## BEGIN Text provided
Merrimack Seed Library: Getting Started

We’re excited that you took home some seeds from Merrimack College’s Seed Library! This volunteer-run Seed Library works in concert with the Merrimack Garden (located at 27 Rock Ridge Rd.). Feel free to pop by the garden any time. We have a host of annual vegetables and perennial plantings.

A chalk board sign welcomes people to the Merrimack Garden. We have lettuce, strawberries, blueberries, apples, asparagus, corn, beets, carrots, potatoes, chives, kale, broccoli, rosemary, thyme, lavender, onions.
The Merrimack Garden welcome sign highlights the 2021 offerings
A hand holds a ripe strawberry.
One perfect Merrimack Garden strawberry

Our Seed Library will be open from early March through the end of November in the McQuade Library lobby (just to the left once you walk in the doors). We will have a rotating offering of seeds that suit the particular time of year.

If kept cool and dry, the seeds you take home should last for at least a year. Once you get growing, please tag @Merrimack_Garden on Instagram or email Lisa Perks (perksl@merrimack.edu) if you have any photos to share! 

This image is of a book shelf with garden-related books on the bottom and a seed library on the top in a card catalog-type box.
## END Text provided
## BEGIN Given material
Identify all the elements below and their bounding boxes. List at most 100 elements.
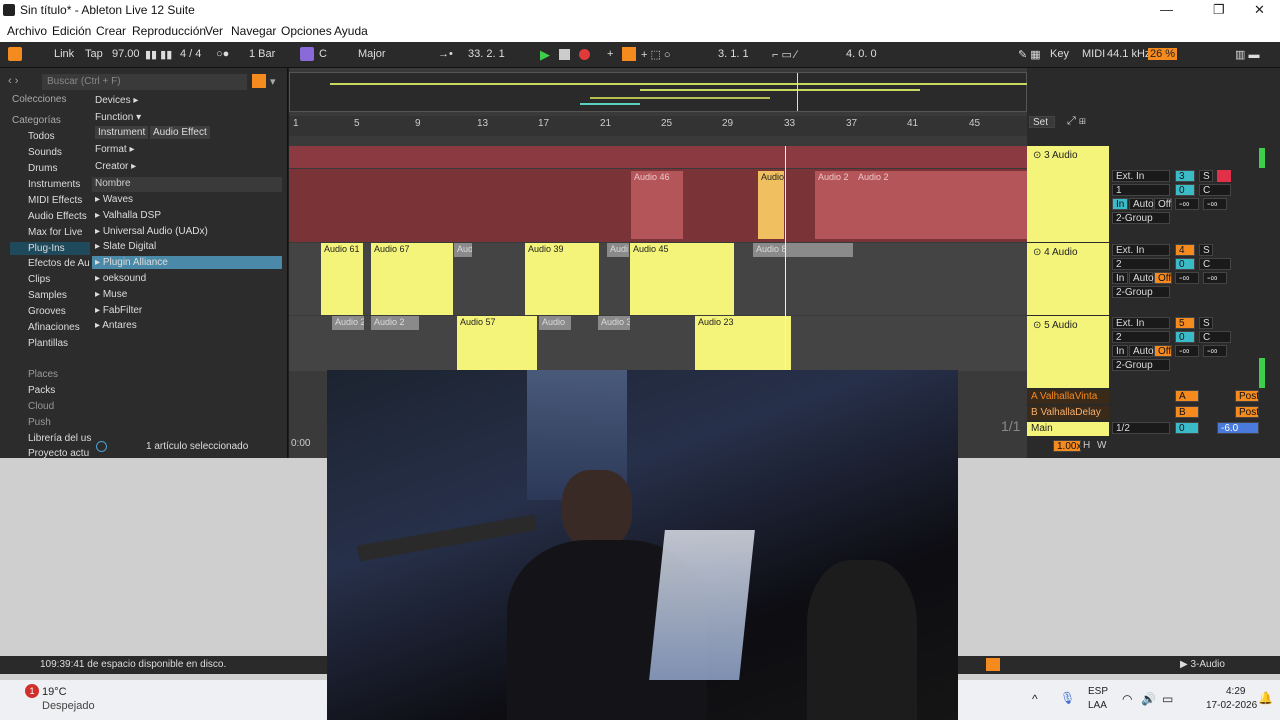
## END Given material
**Request:** Continue the Merrimack Seed Library getting-started text from its last sentence.

**Response to the task:**
The Merrimack Seed Library on its birthday

This first post gives some general advice for starting and maintaining a garden. Click the links below for your type of seed to learn more specific growing advice. If you have more questions, feel free to do what some of the best gardeners do: Google it. 

Seed Starting

Many seeds can be planted directly in the ground. Others may need to be started indoors (under grow lights or on a sunny windowsill) during the colder New England months to get a jump on the growing season. Check out the seed-specific blog posts linked below:

Getting to Know Your Merrimack Library Seeds (more links to follow)

Site Selection

Plants can be grown in many ways: raised beds, straight in the ground, in pots or containers. 

The first main step is to find a site that gets a good amount of sun. Six to eight hours a day is ideal. Be creative: this may mean you grow plants on a deck, rooftop, front yard, driveway, etc. 

Part-shade can support greens (kale, lettuce, etc.), herbs, and shade-loving flowers. You could also consider growing mushrooms if you have shade! 

Types of Gardens

Consider whether you want to build raised beds or an in-ground garden. To build a raised bed (which means you raise up the soil level), you can use lumber, logs, bricks, rocks, a kit, or something else. Just avoid using treated wood that could leach chemicals into the garden. Alternately, do an in-ground garden (with no border holding up the soil) and simply mound up the soil.

The Merrimack Garden includes a growing army of wooden raised beds.

Many towns offer free compost (usually from yard waste or leaf pick up). Or purchase compost, loam mix, or topsoil (in bags or a large delivery) to build up a bed.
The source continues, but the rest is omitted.